* start Information supplied *
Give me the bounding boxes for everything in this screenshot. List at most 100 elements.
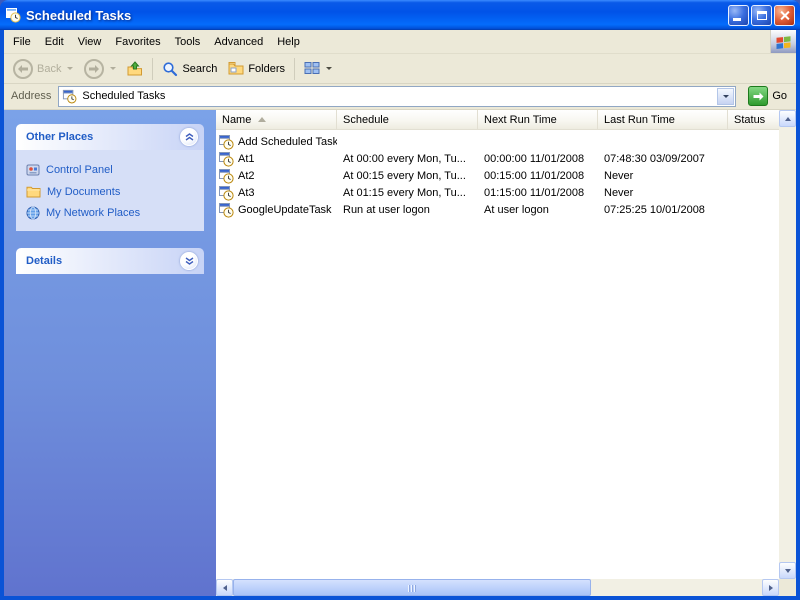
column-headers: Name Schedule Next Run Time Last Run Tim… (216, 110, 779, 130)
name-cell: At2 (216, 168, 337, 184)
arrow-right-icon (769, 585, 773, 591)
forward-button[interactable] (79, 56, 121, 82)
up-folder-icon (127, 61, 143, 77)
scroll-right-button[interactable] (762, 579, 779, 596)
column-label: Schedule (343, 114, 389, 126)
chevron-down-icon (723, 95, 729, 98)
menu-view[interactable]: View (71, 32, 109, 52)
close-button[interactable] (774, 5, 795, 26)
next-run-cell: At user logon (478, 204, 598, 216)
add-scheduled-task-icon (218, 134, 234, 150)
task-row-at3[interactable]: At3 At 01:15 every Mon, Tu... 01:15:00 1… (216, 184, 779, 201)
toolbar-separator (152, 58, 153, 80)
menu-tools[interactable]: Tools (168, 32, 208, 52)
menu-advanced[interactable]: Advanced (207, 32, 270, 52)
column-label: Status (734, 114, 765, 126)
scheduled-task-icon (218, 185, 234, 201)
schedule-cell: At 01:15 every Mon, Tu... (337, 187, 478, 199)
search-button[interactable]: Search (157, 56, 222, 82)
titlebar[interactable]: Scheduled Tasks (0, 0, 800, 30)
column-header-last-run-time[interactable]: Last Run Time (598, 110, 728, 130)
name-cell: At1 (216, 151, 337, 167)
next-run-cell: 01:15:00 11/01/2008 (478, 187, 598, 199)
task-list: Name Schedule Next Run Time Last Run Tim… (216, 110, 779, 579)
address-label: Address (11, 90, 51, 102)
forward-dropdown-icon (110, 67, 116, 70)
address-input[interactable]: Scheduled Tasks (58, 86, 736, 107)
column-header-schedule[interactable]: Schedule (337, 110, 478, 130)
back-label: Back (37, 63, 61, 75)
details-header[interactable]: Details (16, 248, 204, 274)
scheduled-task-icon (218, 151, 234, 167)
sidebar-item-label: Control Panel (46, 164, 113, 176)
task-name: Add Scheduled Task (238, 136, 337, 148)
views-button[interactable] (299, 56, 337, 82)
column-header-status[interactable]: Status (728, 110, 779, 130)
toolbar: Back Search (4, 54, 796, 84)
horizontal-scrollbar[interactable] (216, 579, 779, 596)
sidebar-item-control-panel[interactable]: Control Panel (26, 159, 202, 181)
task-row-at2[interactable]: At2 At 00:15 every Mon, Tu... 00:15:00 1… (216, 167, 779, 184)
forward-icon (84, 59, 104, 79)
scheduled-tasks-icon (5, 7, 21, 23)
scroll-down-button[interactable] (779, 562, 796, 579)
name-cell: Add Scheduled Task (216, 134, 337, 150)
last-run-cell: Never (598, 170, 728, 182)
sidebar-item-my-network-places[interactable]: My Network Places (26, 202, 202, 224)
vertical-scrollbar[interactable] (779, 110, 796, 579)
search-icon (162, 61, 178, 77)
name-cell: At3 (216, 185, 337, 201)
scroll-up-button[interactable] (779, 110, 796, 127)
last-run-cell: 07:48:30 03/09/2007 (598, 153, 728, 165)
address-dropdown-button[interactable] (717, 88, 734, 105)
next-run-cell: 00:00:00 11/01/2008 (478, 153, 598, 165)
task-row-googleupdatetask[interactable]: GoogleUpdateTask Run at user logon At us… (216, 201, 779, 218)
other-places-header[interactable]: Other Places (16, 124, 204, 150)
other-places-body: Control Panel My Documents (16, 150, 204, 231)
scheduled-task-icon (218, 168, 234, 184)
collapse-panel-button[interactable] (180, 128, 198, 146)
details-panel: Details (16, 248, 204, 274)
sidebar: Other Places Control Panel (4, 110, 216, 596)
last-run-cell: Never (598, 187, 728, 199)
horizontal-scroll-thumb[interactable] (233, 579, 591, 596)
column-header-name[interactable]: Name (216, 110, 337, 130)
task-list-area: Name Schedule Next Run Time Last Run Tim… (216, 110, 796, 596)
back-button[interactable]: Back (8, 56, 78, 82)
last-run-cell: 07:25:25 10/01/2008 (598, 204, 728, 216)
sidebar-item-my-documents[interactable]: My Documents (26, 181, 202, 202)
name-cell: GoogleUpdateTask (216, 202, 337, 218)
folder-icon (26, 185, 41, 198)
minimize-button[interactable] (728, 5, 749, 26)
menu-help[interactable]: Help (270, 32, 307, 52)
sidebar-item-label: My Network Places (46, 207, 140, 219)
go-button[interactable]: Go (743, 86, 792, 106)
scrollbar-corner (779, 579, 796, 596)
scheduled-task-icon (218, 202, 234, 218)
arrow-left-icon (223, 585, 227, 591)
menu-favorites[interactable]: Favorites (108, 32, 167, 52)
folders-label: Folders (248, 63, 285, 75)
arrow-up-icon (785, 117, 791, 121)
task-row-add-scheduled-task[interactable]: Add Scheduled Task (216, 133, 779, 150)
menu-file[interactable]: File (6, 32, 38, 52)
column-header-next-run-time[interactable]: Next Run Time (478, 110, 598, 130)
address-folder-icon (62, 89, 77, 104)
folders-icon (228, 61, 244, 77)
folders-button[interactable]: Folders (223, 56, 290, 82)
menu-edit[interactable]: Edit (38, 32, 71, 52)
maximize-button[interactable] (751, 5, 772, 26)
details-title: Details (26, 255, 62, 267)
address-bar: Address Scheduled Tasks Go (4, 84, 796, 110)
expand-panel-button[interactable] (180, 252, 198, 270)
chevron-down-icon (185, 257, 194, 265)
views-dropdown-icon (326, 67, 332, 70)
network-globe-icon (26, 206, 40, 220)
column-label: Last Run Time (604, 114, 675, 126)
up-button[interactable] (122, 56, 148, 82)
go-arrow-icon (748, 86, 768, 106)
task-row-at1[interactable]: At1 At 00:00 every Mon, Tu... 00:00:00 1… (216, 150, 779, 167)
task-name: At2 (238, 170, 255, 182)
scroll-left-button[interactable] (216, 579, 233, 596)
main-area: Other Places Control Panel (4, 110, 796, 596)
* end Information supplied *
* start Information supplied *
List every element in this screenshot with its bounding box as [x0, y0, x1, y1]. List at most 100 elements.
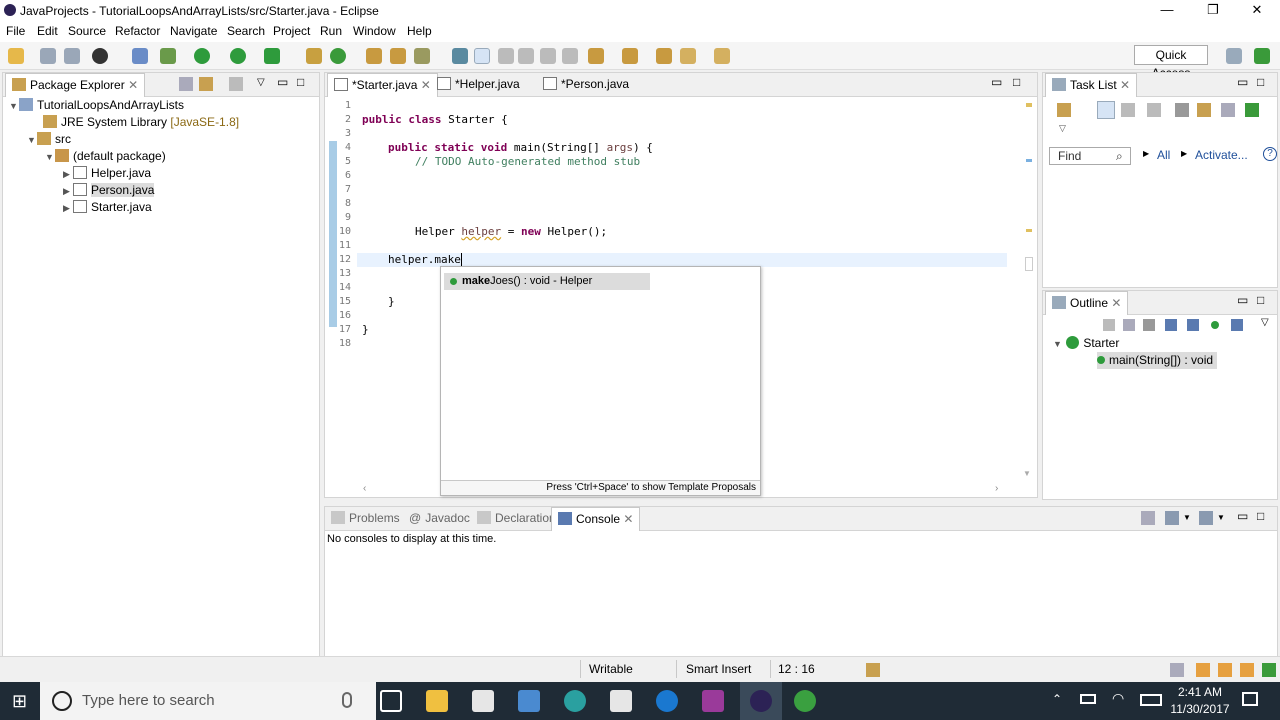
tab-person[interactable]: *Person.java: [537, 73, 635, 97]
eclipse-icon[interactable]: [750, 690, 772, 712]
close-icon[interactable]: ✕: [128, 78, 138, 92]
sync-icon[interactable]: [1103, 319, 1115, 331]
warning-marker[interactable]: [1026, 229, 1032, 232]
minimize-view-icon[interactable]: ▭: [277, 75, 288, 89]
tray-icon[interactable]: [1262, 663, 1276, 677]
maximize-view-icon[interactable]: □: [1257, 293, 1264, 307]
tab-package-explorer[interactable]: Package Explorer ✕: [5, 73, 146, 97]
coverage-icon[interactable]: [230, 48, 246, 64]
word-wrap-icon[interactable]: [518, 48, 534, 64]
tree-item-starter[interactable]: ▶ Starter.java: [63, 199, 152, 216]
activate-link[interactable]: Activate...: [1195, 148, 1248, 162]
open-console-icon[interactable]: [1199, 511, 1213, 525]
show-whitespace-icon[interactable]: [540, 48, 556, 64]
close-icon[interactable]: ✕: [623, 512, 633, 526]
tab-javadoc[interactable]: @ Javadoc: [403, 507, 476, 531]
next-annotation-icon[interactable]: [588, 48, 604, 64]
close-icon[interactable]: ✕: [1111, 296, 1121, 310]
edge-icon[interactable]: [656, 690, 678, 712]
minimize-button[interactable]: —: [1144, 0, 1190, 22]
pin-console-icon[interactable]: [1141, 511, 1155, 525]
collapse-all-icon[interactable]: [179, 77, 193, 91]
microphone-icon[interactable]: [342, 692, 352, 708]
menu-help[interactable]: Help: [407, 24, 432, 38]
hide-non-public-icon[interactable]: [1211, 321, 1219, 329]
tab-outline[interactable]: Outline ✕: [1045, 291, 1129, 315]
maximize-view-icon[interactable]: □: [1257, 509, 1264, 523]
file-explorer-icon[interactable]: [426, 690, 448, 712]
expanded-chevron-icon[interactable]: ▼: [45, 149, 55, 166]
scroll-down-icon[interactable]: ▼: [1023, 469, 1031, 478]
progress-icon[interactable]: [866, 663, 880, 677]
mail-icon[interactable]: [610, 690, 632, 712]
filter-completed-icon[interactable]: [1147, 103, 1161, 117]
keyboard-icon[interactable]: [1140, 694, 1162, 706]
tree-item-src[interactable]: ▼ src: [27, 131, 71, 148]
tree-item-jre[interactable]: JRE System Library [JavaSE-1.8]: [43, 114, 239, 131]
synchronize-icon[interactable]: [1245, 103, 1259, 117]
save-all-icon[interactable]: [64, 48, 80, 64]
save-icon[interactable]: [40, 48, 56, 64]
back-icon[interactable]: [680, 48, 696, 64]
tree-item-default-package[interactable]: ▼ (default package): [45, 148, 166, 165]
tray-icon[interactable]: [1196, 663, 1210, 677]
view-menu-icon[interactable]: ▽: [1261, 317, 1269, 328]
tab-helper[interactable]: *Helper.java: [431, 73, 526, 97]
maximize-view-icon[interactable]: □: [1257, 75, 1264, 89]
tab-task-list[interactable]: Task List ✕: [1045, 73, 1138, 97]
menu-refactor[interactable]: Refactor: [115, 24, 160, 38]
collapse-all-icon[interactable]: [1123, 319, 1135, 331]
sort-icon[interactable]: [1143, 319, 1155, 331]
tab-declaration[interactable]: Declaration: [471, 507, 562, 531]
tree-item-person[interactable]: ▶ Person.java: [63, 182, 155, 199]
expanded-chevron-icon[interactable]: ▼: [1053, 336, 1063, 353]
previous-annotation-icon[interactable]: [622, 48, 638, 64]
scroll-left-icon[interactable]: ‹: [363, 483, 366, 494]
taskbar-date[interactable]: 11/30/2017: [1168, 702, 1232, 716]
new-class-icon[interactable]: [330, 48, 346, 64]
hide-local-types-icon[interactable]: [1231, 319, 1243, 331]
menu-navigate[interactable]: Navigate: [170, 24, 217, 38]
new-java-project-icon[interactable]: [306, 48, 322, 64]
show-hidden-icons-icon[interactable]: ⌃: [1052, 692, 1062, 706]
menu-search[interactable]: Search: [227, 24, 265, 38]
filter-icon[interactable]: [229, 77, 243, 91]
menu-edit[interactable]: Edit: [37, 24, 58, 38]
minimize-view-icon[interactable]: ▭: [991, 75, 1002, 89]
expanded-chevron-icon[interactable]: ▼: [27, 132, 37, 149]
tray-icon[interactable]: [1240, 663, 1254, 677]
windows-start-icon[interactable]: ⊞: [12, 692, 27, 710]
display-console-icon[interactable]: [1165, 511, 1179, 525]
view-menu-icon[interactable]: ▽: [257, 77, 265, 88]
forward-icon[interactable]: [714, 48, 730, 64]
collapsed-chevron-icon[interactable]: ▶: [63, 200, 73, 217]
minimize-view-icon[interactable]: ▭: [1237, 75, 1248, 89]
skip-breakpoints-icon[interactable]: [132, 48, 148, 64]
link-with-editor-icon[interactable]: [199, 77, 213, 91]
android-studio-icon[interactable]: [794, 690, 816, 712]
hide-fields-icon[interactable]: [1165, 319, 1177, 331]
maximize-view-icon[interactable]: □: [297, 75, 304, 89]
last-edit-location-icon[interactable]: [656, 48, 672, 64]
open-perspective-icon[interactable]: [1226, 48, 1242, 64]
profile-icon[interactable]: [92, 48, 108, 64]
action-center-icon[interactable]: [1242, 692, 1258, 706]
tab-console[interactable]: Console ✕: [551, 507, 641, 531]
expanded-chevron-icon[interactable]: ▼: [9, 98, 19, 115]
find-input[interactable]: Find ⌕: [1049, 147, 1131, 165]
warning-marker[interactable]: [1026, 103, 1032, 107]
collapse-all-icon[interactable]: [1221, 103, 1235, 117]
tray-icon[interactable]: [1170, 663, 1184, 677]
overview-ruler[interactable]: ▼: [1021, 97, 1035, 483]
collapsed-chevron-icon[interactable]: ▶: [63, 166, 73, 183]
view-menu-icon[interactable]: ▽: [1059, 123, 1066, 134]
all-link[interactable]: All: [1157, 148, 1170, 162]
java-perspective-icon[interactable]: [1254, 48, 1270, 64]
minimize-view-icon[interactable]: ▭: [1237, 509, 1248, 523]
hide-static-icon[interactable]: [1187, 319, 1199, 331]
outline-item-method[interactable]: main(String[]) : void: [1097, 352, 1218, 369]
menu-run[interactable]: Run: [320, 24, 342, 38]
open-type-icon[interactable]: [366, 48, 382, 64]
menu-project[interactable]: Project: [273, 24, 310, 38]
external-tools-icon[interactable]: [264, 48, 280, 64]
* end Information supplied *
* start Information supplied *
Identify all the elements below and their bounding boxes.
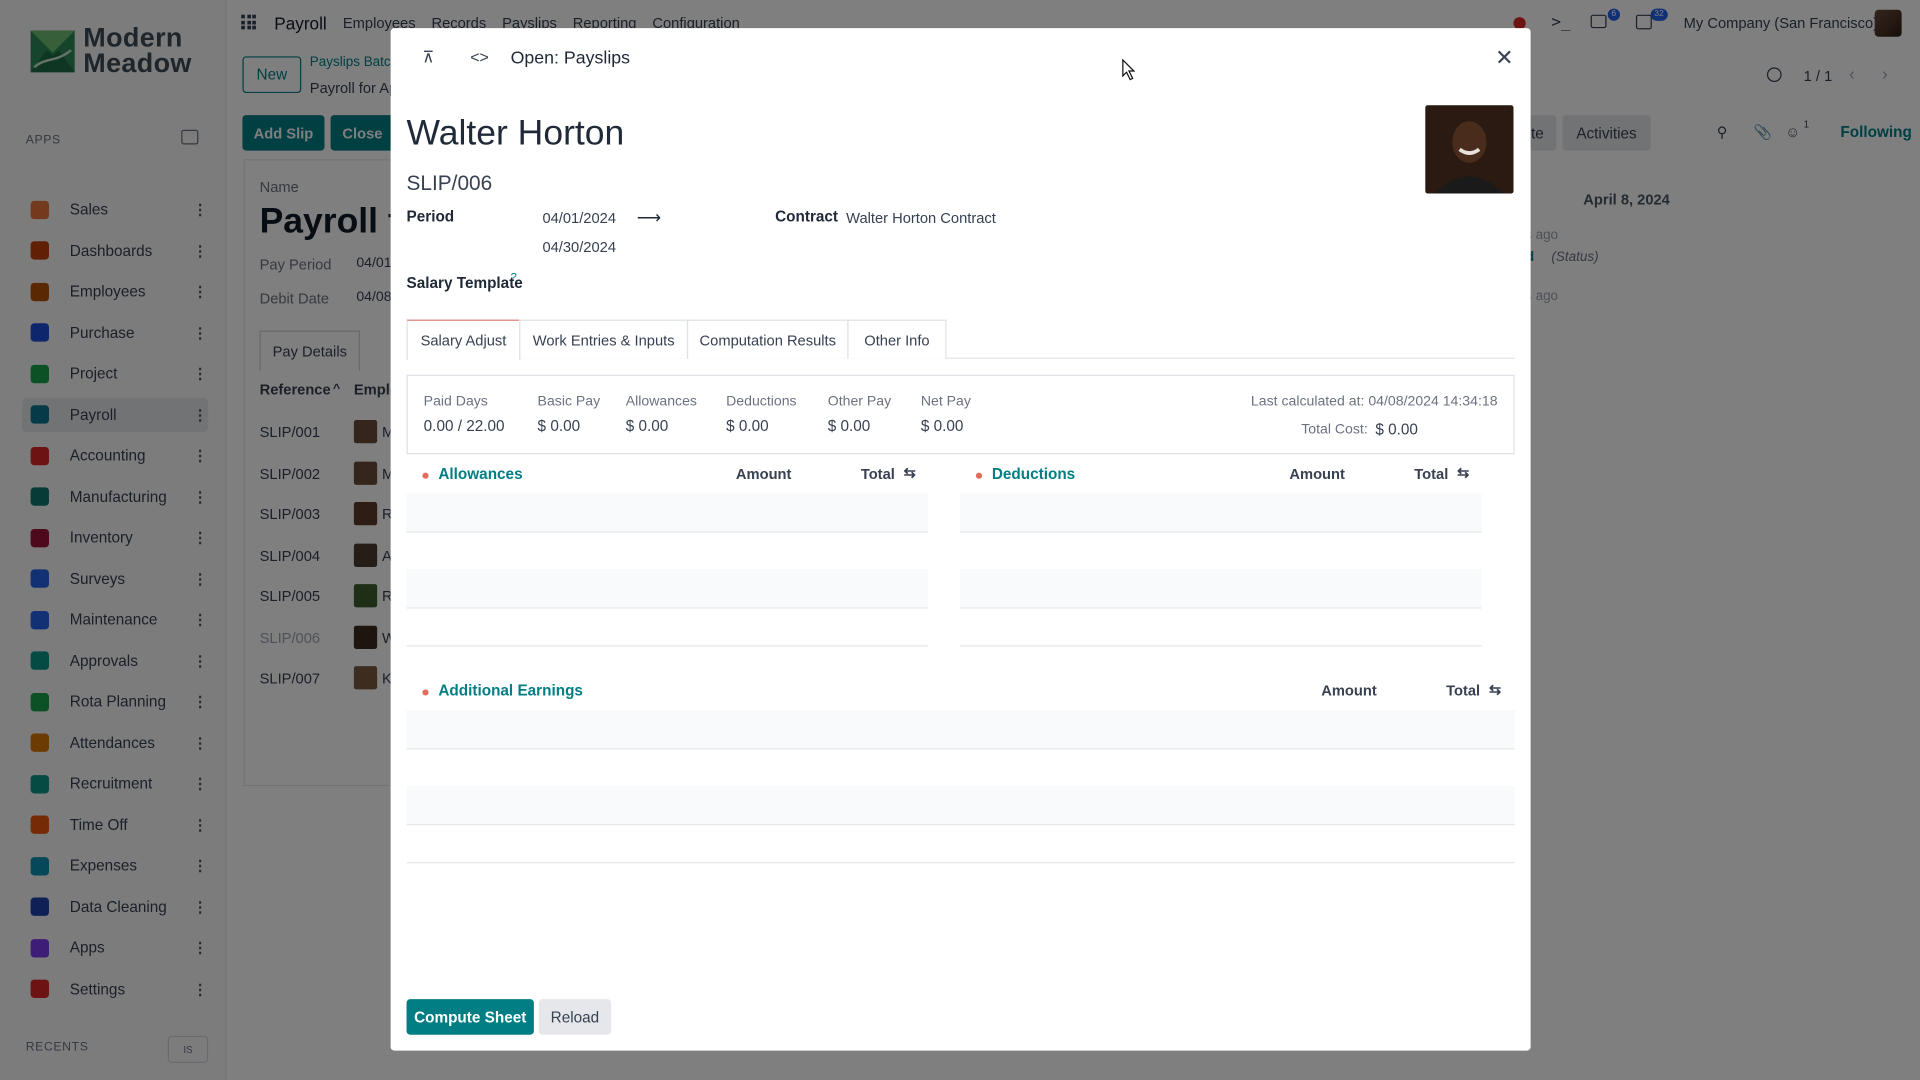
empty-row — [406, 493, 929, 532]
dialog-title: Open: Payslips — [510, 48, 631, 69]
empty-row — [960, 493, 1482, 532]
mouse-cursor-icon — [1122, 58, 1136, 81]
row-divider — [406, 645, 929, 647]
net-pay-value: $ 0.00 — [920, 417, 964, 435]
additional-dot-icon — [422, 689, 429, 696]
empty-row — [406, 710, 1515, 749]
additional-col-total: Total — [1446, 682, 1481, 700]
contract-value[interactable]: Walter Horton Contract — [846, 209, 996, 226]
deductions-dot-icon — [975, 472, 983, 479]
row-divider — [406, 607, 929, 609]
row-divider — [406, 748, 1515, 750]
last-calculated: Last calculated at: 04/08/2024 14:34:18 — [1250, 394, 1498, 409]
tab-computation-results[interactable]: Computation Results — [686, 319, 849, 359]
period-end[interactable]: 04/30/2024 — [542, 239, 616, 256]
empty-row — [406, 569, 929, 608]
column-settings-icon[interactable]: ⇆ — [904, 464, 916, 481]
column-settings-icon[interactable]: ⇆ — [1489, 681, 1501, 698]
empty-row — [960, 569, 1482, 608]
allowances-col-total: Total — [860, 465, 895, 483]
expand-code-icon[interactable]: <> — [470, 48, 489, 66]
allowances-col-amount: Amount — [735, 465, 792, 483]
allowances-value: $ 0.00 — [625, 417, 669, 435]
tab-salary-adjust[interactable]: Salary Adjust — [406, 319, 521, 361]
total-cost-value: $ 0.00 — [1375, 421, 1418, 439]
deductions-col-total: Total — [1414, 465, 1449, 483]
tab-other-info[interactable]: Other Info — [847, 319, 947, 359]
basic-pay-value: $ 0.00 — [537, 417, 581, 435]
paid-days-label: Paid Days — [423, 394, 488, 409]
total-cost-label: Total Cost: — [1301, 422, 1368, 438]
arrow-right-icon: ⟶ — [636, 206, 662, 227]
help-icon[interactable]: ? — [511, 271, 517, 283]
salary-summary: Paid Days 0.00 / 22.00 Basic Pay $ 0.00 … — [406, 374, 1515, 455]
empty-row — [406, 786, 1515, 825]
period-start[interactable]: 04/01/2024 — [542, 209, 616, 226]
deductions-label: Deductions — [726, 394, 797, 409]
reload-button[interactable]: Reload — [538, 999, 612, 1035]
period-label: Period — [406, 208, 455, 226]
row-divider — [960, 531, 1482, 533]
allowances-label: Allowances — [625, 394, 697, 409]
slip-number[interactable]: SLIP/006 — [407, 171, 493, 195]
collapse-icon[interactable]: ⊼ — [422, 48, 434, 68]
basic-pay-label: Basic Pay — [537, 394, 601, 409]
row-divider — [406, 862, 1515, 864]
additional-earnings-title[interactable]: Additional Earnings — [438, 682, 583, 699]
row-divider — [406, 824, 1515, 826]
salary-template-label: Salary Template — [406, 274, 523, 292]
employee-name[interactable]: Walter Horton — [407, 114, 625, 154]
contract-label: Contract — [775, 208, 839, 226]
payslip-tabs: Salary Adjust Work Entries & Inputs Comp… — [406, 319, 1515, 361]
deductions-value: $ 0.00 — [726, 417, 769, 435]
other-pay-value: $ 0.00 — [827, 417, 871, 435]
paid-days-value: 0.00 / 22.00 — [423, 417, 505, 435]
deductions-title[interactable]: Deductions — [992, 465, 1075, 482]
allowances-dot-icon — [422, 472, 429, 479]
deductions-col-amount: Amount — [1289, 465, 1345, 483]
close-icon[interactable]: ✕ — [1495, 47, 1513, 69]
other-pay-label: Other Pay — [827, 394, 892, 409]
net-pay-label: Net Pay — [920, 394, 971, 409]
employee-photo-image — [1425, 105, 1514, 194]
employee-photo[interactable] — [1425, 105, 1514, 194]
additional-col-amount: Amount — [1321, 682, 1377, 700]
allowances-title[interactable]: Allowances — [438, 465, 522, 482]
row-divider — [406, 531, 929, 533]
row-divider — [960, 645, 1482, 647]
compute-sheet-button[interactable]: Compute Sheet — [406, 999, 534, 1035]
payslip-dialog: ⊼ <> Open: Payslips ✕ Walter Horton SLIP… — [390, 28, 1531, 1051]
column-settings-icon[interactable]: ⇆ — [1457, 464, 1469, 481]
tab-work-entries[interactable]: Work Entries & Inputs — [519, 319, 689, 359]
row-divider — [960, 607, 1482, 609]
* end Information supplied *
Express the lines from the one containing "empty-row — [406, 493, 929, 532]" through the one containing "additional-col-total: Total —" as a Markdown table with the columns Row and Entry, numbering each line and leaving out any blank lines.

** Written solution **
| Row | Entry |
|---|---|
| 1 | empty-row — [406, 493, 929, 532] |
| 2 | dialog-title: Open: Payslips — [510, 48, 631, 69] |
| 3 | empty-row — [960, 493, 1482, 532] |
| 4 | mouse-cursor-icon — [1122, 58, 1136, 81] |
| 5 | row-divider — [406, 645, 929, 647] |
| 6 | net-pay-value: $ 0.00 — [920, 417, 964, 435] |
| 7 | additional-dot-icon — [422, 689, 429, 696] |
| 8 | empty-row — [406, 710, 1515, 749] |
| 9 | additional-col-total: Total — [1446, 682, 1481, 700] |